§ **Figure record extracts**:

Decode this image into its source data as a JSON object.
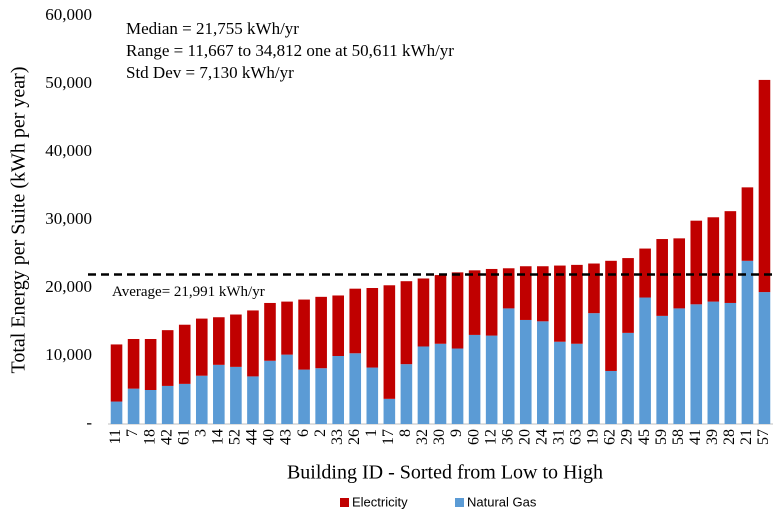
{
  "chart_data": {
    "type": "stacked_bar",
    "x_label": "Building ID - Sorted from Low to High",
    "y_label": "Total Energy per Suite  (kWh per year)",
    "annotations": [
      "Median = 21,755 kWh/yr",
      "Range = 11,667  to 34,812  one at 50,611  kWh/yr",
      "Std Dev = 7,130 kWh/yr"
    ],
    "average": 21991,
    "average_label": "Average= 21,991 kWh/yr",
    "categories": [
      "11",
      "7",
      "18",
      "42",
      "61",
      "3",
      "14",
      "52",
      "44",
      "40",
      "43",
      "6",
      "2",
      "33",
      "26",
      "1",
      "17",
      "8",
      "32",
      "30",
      "9",
      "60",
      "12",
      "36",
      "20",
      "24",
      "31",
      "63",
      "19",
      "62",
      "29",
      "45",
      "59",
      "58",
      "41",
      "39",
      "28",
      "21",
      "57"
    ],
    "series": [
      {
        "name": "Electricity",
        "color": "#c00000",
        "values": [
          8400,
          7300,
          7500,
          8200,
          8700,
          8400,
          7000,
          7700,
          9700,
          8500,
          7800,
          10300,
          10500,
          8900,
          9500,
          11700,
          16700,
          12200,
          10000,
          10100,
          11200,
          9500,
          9800,
          5900,
          7900,
          8100,
          11200,
          11600,
          7300,
          16200,
          11000,
          7200,
          11300,
          10300,
          12300,
          12400,
          13500,
          10800,
          31200
        ]
      },
      {
        "name": "Natural Gas",
        "color": "#5b9bd5",
        "values": [
          3300,
          5200,
          5000,
          5600,
          5900,
          7100,
          8700,
          8400,
          7000,
          9300,
          10200,
          8000,
          8200,
          10000,
          10400,
          8300,
          3700,
          8800,
          11400,
          11800,
          11100,
          13100,
          13000,
          17000,
          15300,
          15100,
          12100,
          11800,
          16300,
          7800,
          13400,
          18600,
          15900,
          17000,
          17600,
          18000,
          17800,
          24000,
          19400
        ]
      }
    ],
    "stack_order": [
      1,
      0
    ],
    "ylim": [
      0,
      60000
    ],
    "yticks": [
      {
        "value": 0,
        "label": "-"
      },
      {
        "value": 10000,
        "label": "10,000"
      },
      {
        "value": 20000,
        "label": "20,000"
      },
      {
        "value": 30000,
        "label": "30,000"
      },
      {
        "value": 40000,
        "label": "40,000"
      },
      {
        "value": 50000,
        "label": "50,000"
      },
      {
        "value": 60000,
        "label": "60,000"
      }
    ],
    "grid": false,
    "legend": "bottom"
  }
}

§ **What the task requires**: Omit the pictures and give the material again, exactly and in full.

§ **Expected output**:
Decode this image into its source data as a JSON object.
{
  "chart_data": {
    "type": "stacked_bar",
    "x_label": "Building ID - Sorted from Low to High",
    "y_label": "Total Energy per Suite  (kWh per year)",
    "annotations": [
      "Median = 21,755 kWh/yr",
      "Range = 11,667  to 34,812  one at 50,611  kWh/yr",
      "Std Dev = 7,130 kWh/yr"
    ],
    "average": 21991,
    "average_label": "Average= 21,991 kWh/yr",
    "categories": [
      "11",
      "7",
      "18",
      "42",
      "61",
      "3",
      "14",
      "52",
      "44",
      "40",
      "43",
      "6",
      "2",
      "33",
      "26",
      "1",
      "17",
      "8",
      "32",
      "30",
      "9",
      "60",
      "12",
      "36",
      "20",
      "24",
      "31",
      "63",
      "19",
      "62",
      "29",
      "45",
      "59",
      "58",
      "41",
      "39",
      "28",
      "21",
      "57"
    ],
    "series": [
      {
        "name": "Electricity",
        "color": "#c00000",
        "values": [
          8400,
          7300,
          7500,
          8200,
          8700,
          8400,
          7000,
          7700,
          9700,
          8500,
          7800,
          10300,
          10500,
          8900,
          9500,
          11700,
          16700,
          12200,
          10000,
          10100,
          11200,
          9500,
          9800,
          5900,
          7900,
          8100,
          11200,
          11600,
          7300,
          16200,
          11000,
          7200,
          11300,
          10300,
          12300,
          12400,
          13500,
          10800,
          31200
        ]
      },
      {
        "name": "Natural Gas",
        "color": "#5b9bd5",
        "values": [
          3300,
          5200,
          5000,
          5600,
          5900,
          7100,
          8700,
          8400,
          7000,
          9300,
          10200,
          8000,
          8200,
          10000,
          10400,
          8300,
          3700,
          8800,
          11400,
          11800,
          11100,
          13100,
          13000,
          17000,
          15300,
          15100,
          12100,
          11800,
          16300,
          7800,
          13400,
          18600,
          15900,
          17000,
          17600,
          18000,
          17800,
          24000,
          19400
        ]
      }
    ],
    "stack_order": [
      1,
      0
    ],
    "ylim": [
      0,
      60000
    ],
    "yticks": [
      {
        "value": 0,
        "label": "-"
      },
      {
        "value": 10000,
        "label": "10,000"
      },
      {
        "value": 20000,
        "label": "20,000"
      },
      {
        "value": 30000,
        "label": "30,000"
      },
      {
        "value": 40000,
        "label": "40,000"
      },
      {
        "value": 50000,
        "label": "50,000"
      },
      {
        "value": 60000,
        "label": "60,000"
      }
    ],
    "grid": false,
    "legend": "bottom"
  }
}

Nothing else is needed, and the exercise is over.